■ **Instructions for the task**:
Repeat the material below exactly, line for line.

■ **Material for this task**:
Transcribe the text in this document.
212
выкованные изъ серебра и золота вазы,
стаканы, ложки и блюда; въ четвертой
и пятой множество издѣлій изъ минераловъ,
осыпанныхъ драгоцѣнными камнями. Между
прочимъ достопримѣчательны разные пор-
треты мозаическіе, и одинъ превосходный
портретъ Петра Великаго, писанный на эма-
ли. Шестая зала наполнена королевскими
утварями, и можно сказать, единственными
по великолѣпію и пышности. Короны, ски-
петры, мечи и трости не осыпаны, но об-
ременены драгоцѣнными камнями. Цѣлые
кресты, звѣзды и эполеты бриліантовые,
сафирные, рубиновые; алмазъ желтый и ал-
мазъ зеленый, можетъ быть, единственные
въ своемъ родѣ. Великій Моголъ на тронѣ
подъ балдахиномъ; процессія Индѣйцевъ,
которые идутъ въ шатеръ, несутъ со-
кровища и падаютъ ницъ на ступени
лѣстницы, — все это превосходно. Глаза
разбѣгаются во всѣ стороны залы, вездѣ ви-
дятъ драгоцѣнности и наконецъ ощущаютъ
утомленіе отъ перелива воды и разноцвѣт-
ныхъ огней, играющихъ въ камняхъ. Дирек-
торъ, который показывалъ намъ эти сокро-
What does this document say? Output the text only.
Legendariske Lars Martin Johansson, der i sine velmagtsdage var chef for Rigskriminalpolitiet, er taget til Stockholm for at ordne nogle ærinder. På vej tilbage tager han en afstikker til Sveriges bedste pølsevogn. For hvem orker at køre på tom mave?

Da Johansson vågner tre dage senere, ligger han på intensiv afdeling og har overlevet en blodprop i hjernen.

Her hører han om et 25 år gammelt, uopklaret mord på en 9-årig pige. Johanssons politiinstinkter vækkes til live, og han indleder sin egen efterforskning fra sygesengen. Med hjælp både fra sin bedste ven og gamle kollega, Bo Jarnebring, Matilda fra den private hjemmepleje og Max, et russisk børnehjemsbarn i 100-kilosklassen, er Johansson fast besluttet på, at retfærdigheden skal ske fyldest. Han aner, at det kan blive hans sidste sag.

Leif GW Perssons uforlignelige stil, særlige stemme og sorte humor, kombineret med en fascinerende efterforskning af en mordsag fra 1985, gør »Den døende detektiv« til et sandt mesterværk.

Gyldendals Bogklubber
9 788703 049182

■ **The completed task**:
Transcribe the text in this document.
212
выкованные изъ серебра и золота вазы,
стаканы, ложки и блюда; въ четвертой
и пятой множество издѣлій изъ минераловъ,
осыпанныхъ драгоцѣнными камнями. Между
прочимъ достопримѣчательны разные пор-
треты мозаическіе, и одинъ превосходный
портретъ Петра Великаго, писанный на эма-
ли. Шестая зала наполнена королевскими
утварями, и можно сказать, единственными
по великолѣпію и пышности. Короны, ски-
петры, мечи и трости не осыпаны, но об-
ременены драгоцѣнными камнями. Цѣлые
кресты, звѣзды и эполеты бриліантовые,
сафирные, рубиновые; алмазъ желтый и ал-
мазъ зеленый, можетъ быть, единственные
въ своемъ родѣ. Великій Моголъ на тронѣ
подъ балдахиномъ; процессія Индѣйцевъ,
которые идутъ въ шатеръ, несутъ со-
кровища и падаютъ ницъ на ступени
лѣстницы, — все это превосходно. Глаза
разбѣгаются во всѣ стороны залы, вездѣ ви-
дятъ драгоцѣнности и наконецъ ощущаютъ
утомленіе отъ перелива воды и разноцвѣт-
ныхъ огней, играющихъ въ камняхъ. Дирек-
торъ, который показывалъ намъ эти сокро-
What does this document say? Output the text only.
Legendariske Lars Martin Johansson, der i sine velmagtsdage var chef for Rigskriminalpolitiet, er taget til Stockholm for at ordne nogle ærinder. På vej tilbage tager han en afstikker til Sveriges bedste pølsevogn. For hvem orker at køre på tom mave?

Da Johansson vågner tre dage senere, ligger han på intensiv afdeling og har overlevet en blodprop i hjernen.

Her hører han om et 25 år gammelt, uopklaret mord på en 9-årig pige. Johanssons politiinstinkter vækkes til live, og han indleder sin egen efterforskning fra sygesengen. Med hjælp både fra sin bedste ven og gamle kollega, Bo Jarnebring, Matilda fra den private hjemmepleje og Max, et russisk børnehjemsbarn i 100-kilosklassen, er Johansson fast besluttet på, at retfærdigheden skal ske fyldest. Han aner, at det kan blive hans sidste sag.

Leif GW Perssons uforlignelige stil, særlige stemme og sorte humor, kombineret med en fascinerende efterforskning af en mordsag fra 1985, gør »Den døende detektiv« til et sandt mesterværk.

Gyldendals Bogklubber
9 788703 049182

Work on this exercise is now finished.